>>

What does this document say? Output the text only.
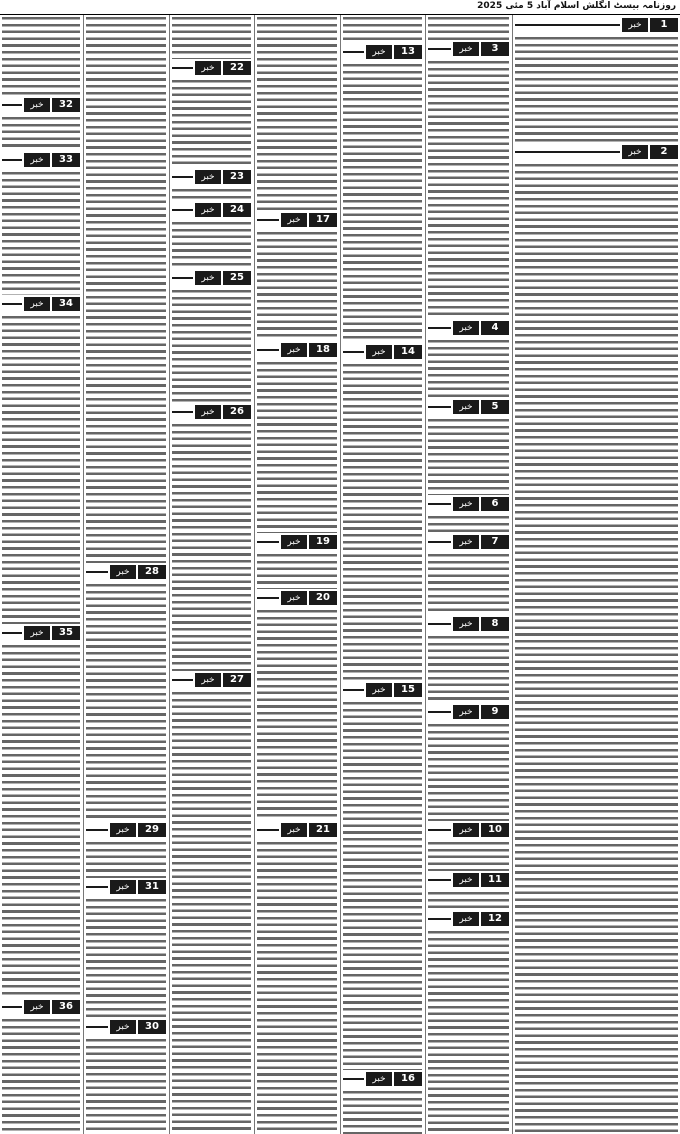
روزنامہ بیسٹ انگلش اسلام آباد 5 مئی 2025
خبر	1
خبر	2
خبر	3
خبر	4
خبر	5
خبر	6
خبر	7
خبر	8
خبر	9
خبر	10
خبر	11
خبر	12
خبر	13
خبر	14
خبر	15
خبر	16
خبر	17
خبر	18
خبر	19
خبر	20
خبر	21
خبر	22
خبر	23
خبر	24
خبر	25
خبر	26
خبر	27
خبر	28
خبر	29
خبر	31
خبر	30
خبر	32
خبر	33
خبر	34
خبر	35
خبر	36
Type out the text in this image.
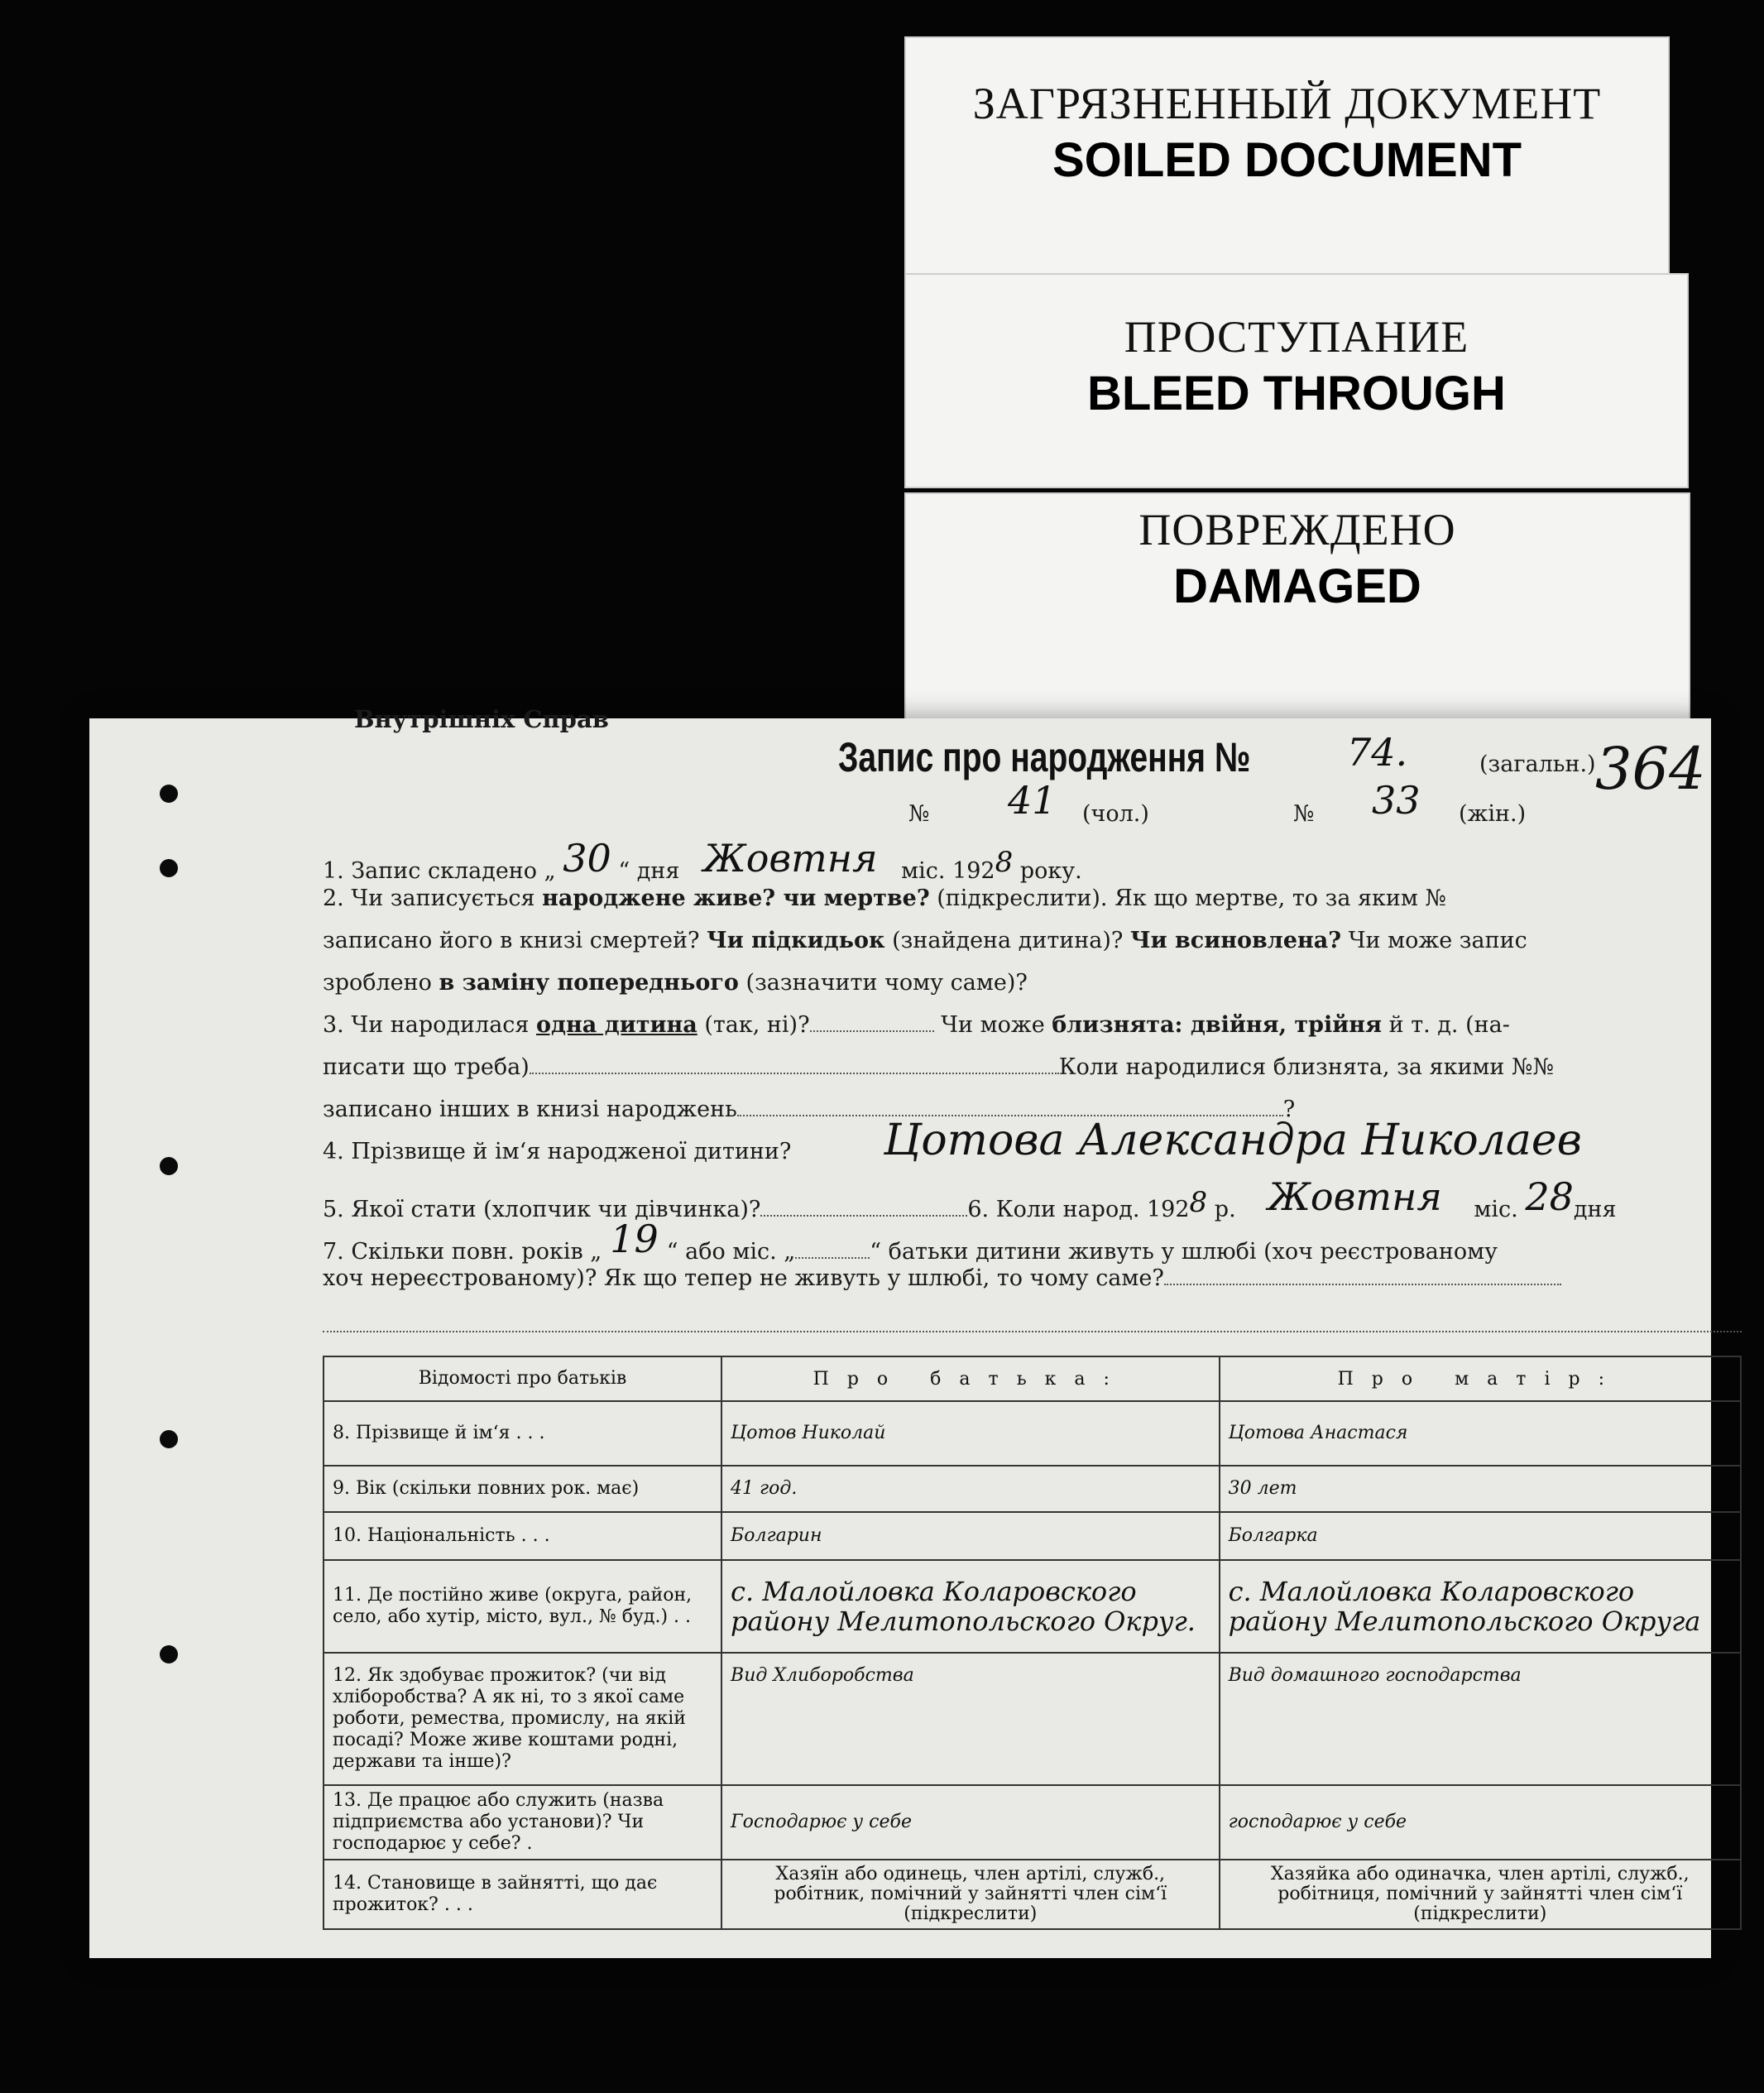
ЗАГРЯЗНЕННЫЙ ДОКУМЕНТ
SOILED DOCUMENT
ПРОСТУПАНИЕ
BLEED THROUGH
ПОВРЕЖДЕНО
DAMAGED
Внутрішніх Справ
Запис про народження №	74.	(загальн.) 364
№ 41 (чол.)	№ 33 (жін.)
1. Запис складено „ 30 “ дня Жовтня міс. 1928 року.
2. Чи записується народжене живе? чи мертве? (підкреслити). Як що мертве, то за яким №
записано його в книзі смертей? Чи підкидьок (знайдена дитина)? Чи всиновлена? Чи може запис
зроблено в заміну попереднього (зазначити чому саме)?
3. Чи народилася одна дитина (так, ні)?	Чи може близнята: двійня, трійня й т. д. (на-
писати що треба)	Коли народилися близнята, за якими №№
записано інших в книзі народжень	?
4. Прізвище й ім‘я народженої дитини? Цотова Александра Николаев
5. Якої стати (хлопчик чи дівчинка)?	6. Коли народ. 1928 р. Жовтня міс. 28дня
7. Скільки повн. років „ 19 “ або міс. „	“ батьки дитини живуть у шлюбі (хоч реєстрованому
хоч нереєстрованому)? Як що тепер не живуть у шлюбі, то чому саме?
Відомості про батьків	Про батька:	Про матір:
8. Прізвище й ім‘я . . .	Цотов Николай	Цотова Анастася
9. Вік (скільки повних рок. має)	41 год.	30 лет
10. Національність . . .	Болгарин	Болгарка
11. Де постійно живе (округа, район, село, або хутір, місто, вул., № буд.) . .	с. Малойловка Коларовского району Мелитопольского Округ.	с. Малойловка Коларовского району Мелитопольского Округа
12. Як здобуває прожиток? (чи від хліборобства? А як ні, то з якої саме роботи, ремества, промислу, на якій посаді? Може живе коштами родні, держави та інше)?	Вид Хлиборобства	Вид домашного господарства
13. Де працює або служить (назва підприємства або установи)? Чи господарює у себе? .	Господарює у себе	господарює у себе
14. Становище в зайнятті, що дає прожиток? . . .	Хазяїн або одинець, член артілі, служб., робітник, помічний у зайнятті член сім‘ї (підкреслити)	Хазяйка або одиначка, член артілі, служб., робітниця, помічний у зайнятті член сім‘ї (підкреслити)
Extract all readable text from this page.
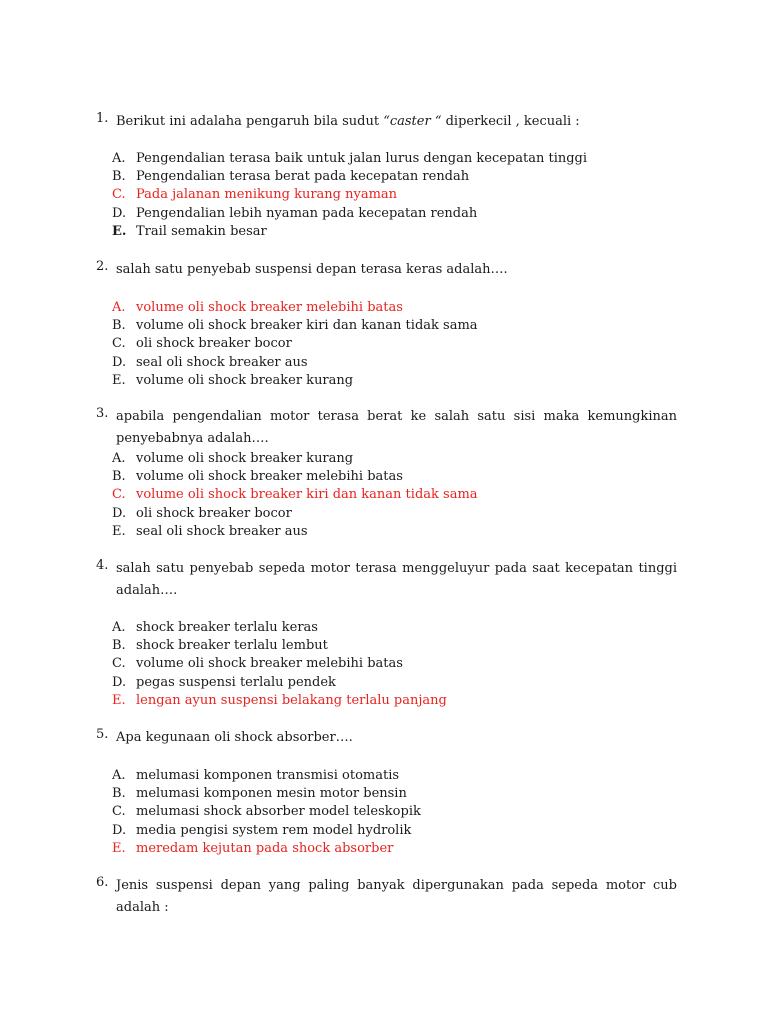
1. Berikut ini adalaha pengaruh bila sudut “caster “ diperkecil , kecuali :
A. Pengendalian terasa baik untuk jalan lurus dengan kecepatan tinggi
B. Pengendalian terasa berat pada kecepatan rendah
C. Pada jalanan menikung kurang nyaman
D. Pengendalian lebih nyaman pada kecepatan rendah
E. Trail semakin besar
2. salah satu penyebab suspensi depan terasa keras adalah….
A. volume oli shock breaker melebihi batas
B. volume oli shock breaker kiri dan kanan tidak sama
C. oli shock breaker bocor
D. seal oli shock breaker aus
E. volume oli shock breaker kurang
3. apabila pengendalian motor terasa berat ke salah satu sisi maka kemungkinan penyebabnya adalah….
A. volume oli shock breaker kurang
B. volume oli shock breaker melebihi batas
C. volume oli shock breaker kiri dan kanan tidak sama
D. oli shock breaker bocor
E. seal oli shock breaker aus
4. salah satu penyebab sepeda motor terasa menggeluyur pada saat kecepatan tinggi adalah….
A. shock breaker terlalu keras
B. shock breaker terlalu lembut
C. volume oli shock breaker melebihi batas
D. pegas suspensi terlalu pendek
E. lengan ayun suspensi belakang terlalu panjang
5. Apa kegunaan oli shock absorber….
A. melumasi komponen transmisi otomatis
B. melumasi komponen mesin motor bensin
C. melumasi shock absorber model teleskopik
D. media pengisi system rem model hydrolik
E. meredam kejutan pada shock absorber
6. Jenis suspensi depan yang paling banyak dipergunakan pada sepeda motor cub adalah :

<<

- _What the task requires_
Quote the material above exactly, from the line holding "Extract all readable text from this page." through its last line, including both. Omit the pictures.

- _Exercise response_
Extract all readable text from this page.
1. Berikut ini adalaha pengaruh bila sudut “caster “ diperkecil , kecuali :
A. Pengendalian terasa baik untuk jalan lurus dengan kecepatan tinggi
B. Pengendalian terasa berat pada kecepatan rendah
C. Pada jalanan menikung kurang nyaman
D. Pengendalian lebih nyaman pada kecepatan rendah
E. Trail semakin besar
2. salah satu penyebab suspensi depan terasa keras adalah….
A. volume oli shock breaker melebihi batas
B. volume oli shock breaker kiri dan kanan tidak sama
C. oli shock breaker bocor
D. seal oli shock breaker aus
E. volume oli shock breaker kurang
3. apabila pengendalian motor terasa berat ke salah satu sisi maka kemungkinan penyebabnya adalah….
A. volume oli shock breaker kurang
B. volume oli shock breaker melebihi batas
C. volume oli shock breaker kiri dan kanan tidak sama
D. oli shock breaker bocor
E. seal oli shock breaker aus
4. salah satu penyebab sepeda motor terasa menggeluyur pada saat kecepatan tinggi adalah….
A. shock breaker terlalu keras
B. shock breaker terlalu lembut
C. volume oli shock breaker melebihi batas
D. pegas suspensi terlalu pendek
E. lengan ayun suspensi belakang terlalu panjang
5. Apa kegunaan oli shock absorber….
A. melumasi komponen transmisi otomatis
B. melumasi komponen mesin motor bensin
C. melumasi shock absorber model teleskopik
D. media pengisi system rem model hydrolik
E. meredam kejutan pada shock absorber
6. Jenis suspensi depan yang paling banyak dipergunakan pada sepeda motor cub adalah :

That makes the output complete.